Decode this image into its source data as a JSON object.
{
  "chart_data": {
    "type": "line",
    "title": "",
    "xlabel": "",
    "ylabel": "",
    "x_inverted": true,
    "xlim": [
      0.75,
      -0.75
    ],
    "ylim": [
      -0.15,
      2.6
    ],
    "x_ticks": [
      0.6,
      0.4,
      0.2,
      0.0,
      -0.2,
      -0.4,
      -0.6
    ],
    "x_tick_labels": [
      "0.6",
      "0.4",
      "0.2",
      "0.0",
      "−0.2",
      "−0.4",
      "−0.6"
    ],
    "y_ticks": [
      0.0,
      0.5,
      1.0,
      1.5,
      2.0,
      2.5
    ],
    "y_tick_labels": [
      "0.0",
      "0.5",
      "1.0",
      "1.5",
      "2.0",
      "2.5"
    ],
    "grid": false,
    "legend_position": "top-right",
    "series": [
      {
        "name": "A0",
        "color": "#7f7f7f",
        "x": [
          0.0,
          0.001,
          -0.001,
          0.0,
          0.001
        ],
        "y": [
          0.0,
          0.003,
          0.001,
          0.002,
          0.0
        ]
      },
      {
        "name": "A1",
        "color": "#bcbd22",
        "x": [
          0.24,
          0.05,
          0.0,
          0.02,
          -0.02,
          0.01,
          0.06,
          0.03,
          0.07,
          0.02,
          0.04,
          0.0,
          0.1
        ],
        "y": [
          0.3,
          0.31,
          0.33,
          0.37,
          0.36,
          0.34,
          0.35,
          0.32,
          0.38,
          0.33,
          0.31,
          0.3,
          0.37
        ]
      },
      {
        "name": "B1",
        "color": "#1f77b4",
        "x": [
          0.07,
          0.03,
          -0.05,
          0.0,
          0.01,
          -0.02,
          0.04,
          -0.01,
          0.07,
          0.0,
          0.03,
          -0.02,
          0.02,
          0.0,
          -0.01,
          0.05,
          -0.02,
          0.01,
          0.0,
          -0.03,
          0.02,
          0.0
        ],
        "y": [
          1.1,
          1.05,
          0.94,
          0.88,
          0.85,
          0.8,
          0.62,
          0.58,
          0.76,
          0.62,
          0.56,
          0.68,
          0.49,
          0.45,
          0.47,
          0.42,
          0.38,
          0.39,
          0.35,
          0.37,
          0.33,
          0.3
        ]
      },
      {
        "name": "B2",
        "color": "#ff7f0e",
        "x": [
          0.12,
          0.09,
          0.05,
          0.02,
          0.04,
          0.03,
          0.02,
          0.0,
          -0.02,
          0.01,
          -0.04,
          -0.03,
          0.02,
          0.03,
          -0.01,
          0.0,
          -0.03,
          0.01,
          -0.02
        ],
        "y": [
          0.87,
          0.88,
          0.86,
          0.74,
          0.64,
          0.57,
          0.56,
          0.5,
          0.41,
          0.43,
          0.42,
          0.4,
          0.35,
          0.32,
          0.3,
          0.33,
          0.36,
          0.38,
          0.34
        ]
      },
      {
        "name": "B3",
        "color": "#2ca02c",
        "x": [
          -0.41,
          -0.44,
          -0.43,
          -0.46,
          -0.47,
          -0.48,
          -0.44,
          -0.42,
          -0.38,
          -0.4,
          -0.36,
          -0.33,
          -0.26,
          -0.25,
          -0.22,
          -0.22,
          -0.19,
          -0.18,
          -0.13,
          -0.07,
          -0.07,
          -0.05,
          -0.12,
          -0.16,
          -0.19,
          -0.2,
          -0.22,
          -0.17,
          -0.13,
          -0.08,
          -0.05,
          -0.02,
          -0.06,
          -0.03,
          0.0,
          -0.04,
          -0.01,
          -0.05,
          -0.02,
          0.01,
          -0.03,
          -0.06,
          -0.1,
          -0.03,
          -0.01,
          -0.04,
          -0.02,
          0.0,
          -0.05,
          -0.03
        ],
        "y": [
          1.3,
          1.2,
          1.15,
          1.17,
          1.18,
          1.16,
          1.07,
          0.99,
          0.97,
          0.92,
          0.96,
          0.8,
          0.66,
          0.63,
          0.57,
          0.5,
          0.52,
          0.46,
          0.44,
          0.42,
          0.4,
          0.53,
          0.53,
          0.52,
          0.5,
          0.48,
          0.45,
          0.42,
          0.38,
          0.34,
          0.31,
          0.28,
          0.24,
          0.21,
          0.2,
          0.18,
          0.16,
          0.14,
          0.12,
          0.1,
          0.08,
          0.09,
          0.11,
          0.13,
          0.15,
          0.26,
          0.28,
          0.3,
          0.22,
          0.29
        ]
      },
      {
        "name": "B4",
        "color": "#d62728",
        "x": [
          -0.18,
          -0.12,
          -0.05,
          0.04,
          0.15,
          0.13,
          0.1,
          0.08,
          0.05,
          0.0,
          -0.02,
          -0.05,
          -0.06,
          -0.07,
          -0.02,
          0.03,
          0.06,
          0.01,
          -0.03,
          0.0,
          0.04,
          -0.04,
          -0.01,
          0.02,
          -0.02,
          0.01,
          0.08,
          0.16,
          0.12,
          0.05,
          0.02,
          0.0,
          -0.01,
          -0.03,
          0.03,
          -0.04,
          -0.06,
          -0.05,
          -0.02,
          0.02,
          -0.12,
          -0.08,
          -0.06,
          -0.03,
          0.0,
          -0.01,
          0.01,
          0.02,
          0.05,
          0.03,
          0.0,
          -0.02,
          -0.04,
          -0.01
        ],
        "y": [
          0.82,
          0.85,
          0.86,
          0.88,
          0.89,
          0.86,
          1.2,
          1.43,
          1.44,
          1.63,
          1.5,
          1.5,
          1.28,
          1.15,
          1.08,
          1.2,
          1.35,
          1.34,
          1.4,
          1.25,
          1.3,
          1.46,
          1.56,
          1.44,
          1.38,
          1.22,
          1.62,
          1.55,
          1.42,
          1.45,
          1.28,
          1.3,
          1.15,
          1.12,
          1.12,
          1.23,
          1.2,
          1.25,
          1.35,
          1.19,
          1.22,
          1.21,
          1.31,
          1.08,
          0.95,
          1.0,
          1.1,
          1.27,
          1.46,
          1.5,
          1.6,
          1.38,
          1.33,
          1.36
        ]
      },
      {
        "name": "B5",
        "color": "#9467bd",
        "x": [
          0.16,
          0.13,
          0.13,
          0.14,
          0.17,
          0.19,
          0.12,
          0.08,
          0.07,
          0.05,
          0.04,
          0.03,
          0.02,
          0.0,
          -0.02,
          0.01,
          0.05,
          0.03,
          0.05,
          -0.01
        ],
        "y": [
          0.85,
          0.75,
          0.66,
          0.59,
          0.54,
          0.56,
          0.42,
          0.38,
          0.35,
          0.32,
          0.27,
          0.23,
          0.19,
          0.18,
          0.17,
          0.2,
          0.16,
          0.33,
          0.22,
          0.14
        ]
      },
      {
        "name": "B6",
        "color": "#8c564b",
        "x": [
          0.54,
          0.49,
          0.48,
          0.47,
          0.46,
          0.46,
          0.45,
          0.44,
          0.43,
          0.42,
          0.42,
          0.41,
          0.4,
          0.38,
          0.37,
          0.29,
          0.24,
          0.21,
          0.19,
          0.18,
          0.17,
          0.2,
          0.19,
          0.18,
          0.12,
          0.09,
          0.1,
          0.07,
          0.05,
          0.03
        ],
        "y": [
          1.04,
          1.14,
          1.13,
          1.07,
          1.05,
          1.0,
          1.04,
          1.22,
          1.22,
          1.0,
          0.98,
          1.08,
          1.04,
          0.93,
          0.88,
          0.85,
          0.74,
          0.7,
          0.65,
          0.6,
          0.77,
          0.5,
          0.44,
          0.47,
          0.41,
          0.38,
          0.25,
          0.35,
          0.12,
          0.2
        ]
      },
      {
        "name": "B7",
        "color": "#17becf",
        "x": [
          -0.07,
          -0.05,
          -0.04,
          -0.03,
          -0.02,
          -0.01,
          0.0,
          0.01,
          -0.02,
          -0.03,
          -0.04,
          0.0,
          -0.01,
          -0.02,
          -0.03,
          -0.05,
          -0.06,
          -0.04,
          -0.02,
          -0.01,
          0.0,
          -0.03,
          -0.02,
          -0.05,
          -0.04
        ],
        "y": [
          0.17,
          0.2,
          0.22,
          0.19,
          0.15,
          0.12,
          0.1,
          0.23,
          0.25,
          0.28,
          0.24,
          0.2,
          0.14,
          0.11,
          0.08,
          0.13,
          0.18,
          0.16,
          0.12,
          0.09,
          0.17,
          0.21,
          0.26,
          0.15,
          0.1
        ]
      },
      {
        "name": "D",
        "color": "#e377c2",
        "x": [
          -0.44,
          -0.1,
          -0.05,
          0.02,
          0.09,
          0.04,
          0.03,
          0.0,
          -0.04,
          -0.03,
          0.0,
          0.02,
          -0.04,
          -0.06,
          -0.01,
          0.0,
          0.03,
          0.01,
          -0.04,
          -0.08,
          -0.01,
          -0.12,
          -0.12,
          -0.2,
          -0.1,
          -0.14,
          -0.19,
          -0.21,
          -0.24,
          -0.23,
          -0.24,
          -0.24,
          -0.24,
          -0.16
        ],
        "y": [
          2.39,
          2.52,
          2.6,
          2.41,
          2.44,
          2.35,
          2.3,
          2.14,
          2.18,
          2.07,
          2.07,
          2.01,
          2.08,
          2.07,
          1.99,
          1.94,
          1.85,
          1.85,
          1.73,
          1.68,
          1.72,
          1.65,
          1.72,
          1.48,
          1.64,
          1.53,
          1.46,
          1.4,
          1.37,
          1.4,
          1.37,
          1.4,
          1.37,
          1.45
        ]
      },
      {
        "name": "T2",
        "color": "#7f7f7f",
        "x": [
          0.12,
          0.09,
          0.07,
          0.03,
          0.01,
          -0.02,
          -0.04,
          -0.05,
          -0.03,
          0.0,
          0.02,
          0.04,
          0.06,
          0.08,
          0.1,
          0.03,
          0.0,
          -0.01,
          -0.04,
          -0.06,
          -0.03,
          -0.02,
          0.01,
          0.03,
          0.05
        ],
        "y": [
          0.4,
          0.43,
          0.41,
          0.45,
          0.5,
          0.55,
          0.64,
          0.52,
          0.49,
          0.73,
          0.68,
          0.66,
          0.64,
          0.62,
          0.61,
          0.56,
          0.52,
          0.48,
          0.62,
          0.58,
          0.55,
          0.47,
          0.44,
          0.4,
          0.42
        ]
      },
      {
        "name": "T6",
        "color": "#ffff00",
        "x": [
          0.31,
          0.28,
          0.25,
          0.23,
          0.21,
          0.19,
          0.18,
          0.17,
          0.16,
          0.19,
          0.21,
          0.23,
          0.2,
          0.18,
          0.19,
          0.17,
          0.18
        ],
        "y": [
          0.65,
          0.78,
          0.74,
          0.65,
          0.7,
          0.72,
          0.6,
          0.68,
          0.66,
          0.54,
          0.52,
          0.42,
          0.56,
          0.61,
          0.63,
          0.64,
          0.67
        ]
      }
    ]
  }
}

(Job) Scan the material and collect every line that contains "color".

(Solution)
        "color": "#7f7f7f",
        "color": "#bcbd22",
        "color": "#1f77b4",
        "color": "#ff7f0e",
        "color": "#2ca02c",
        "color": "#d62728",
        "color": "#9467bd",
        "color": "#8c564b",
        "color": "#17becf",
        "color": "#e377c2",
        "color": "#7f7f7f",
        "color": "#ffff00",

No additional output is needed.